[Extracted data entries]
▬▬▬▬▬▬

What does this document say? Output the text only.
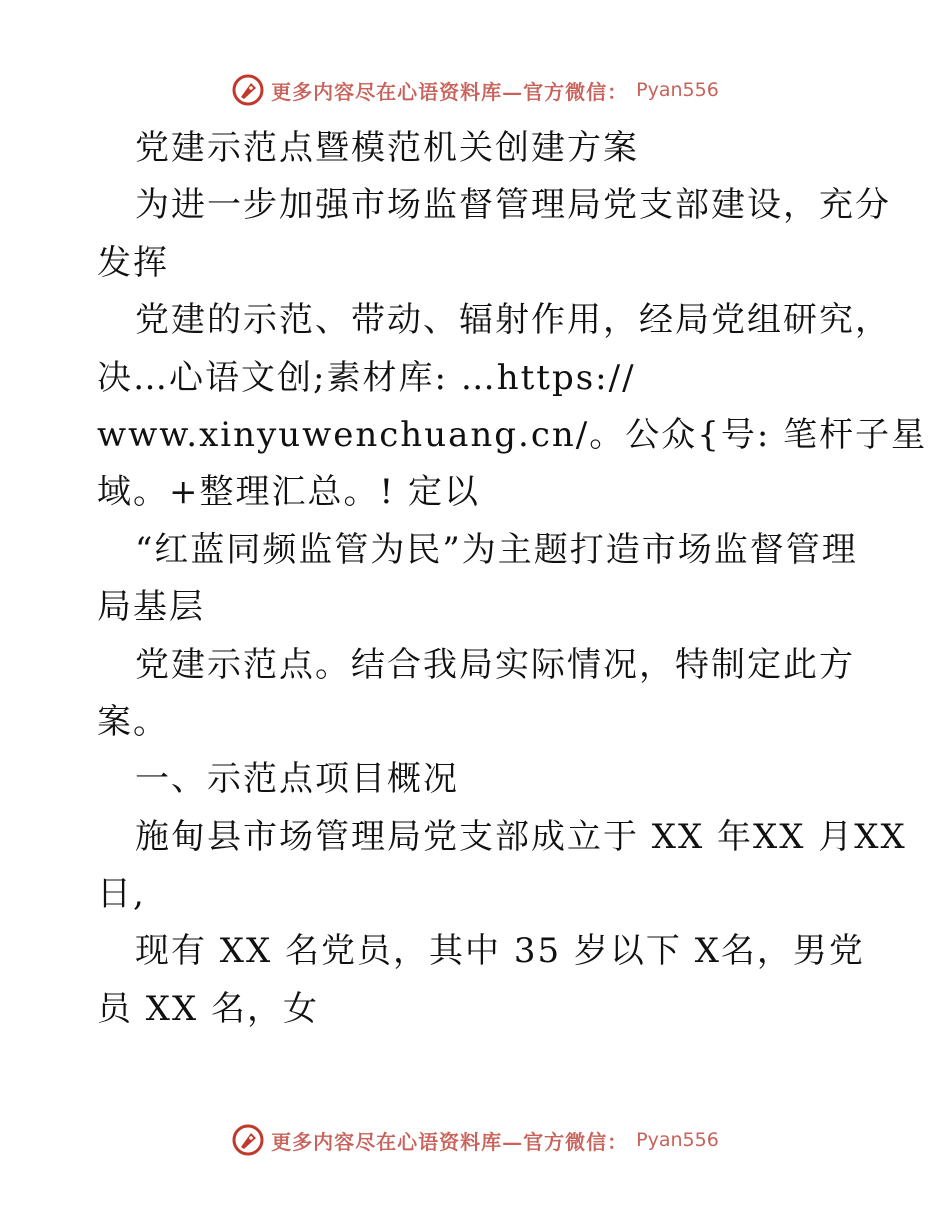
更多内容尽在心语资料库—官方微信： Pyan556
党建示范点暨模范机关创建方案
为进一步加强市场监督管理局党支部建设，充分
发挥
党建的示范、带动、辐射作用，经局党组研究，
决…心语文创;素材库: …https://
www.xinyuwenchuang.cn/。公众{号: 笔杆子星
域。+整理汇总。! 定以
“红蓝同频监管为民”为主题打造市场监督管理
局基层
党建示范点。结合我局实际情况，特制定此方
案。
一、示范点项目概况
施甸县市场管理局党支部成立于 XX 年XX 月XX
日,
现有 XX 名党员，其中 35 岁以下 X名，男党
员 XX 名，女
更多内容尽在心语资料库—官方微信： Pyan556
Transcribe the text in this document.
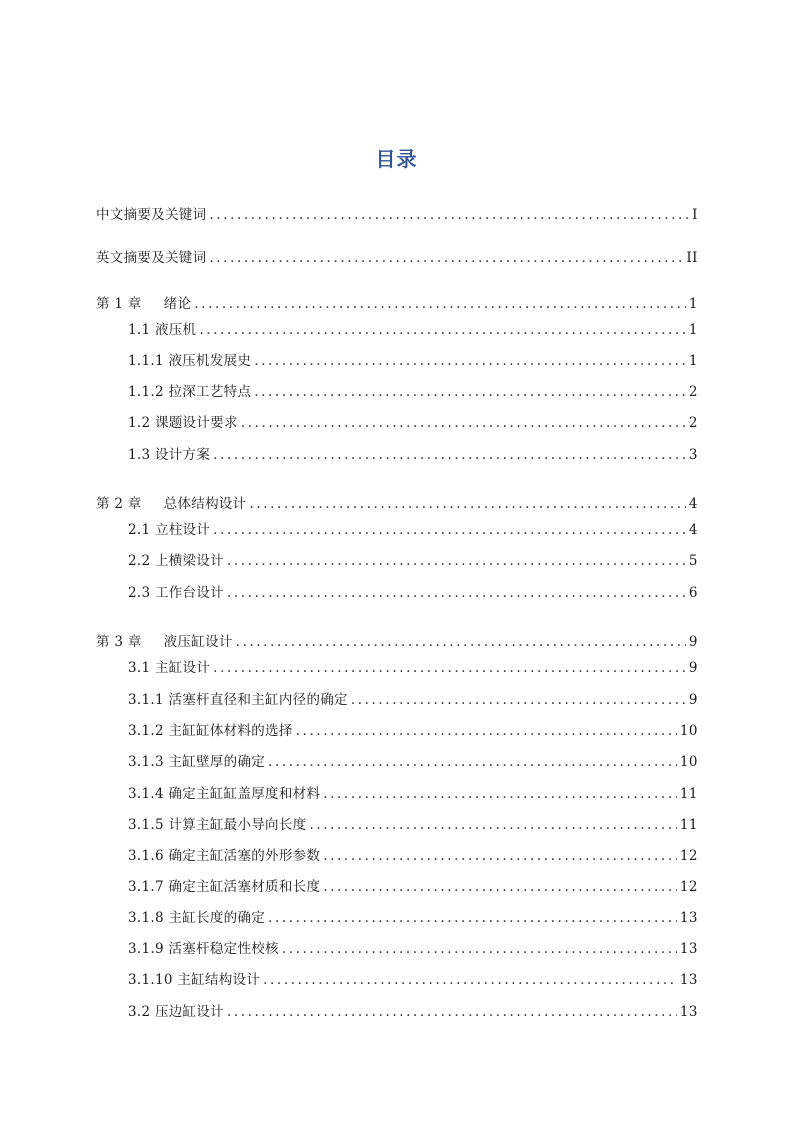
目录
中文摘要及关键词 .....	I
英文摘要及关键词 .....	II
第 1 章 绪论 .....	1
1.1 液压机 .....	1
1.1.1 液压机发展史 .....	1
1.1.2 拉深工艺特点 .....	2
1.2 课题设计要求 .....	2
1.3 设计方案 .....	3
第 2 章 总体结构设计 .....	4
2.1 立柱设计 .....	4
2.2 上横梁设计 .....	5
2.3 工作台设计 .....	6
第 3 章 液压缸设计 .....	9
3.1 主缸设计 .....	9
3.1.1 活塞杆直径和主缸内径的确定 .....	9
3.1.2 主缸缸体材料的选择 .....	10
3.1.3 主缸壁厚的确定 .....	10
3.1.4 确定主缸缸盖厚度和材料 .....	11
3.1.5 计算主缸最小导向长度 .....	11
3.1.6 确定主缸活塞的外形参数 .....	12
3.1.7 确定主缸活塞材质和长度 .....	12
3.1.8 主缸长度的确定 .....	13
3.1.9 活塞杆稳定性校核 .....	13
3.1.10 主缸结构设计 .....	13
3.2 压边缸设计 .....	13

▬▬▬▬▬▬

**THE TASK**:
Pictures in the records above are not copied; print everything else exactly.

**TASK SOLUTION**:
What does this document say? Output the text only.
更多内容尽在心语资料库—官方微信： Pyan556
党建示范点暨模范机关创建方案
为进一步加强市场监督管理局党支部建设，充分
发挥
党建的示范、带动、辐射作用，经局党组研究，
决…心语文创;素材库: …https://
www.xinyuwenchuang.cn/。公众{号: 笔杆子星
域。+整理汇总。! 定以
“红蓝同频监管为民”为主题打造市场监督管理
局基层
党建示范点。结合我局实际情况，特制定此方
案。
一、示范点项目概况
施甸县市场管理局党支部成立于 XX 年XX 月XX
日,
现有 XX 名党员，其中 35 岁以下 X名，男党
员 XX 名，女
更多内容尽在心语资料库—官方微信： Pyan556
Transcribe the text in this document.
目录
中文摘要及关键词 .....	I
英文摘要及关键词 .....	II
第 1 章 绪论 .....	1
1.1 液压机 .....	1
1.1.1 液压机发展史 .....	1
1.1.2 拉深工艺特点 .....	2
1.2 课题设计要求 .....	2
1.3 设计方案 .....	3
第 2 章 总体结构设计 .....	4
2.1 立柱设计 .....	4
2.2 上横梁设计 .....	5
2.3 工作台设计 .....	6
第 3 章 液压缸设计 .....	9
3.1 主缸设计 .....	9
3.1.1 活塞杆直径和主缸内径的确定 .....	9
3.1.2 主缸缸体材料的选择 .....	10
3.1.3 主缸壁厚的确定 .....	10
3.1.4 确定主缸缸盖厚度和材料 .....	11
3.1.5 计算主缸最小导向长度 .....	11
3.1.6 确定主缸活塞的外形参数 .....	12
3.1.7 确定主缸活塞材质和长度 .....	12
3.1.8 主缸长度的确定 .....	13
3.1.9 活塞杆稳定性校核 .....	13
3.1.10 主缸结构设计 .....	13
3.2 压边缸设计 .....	13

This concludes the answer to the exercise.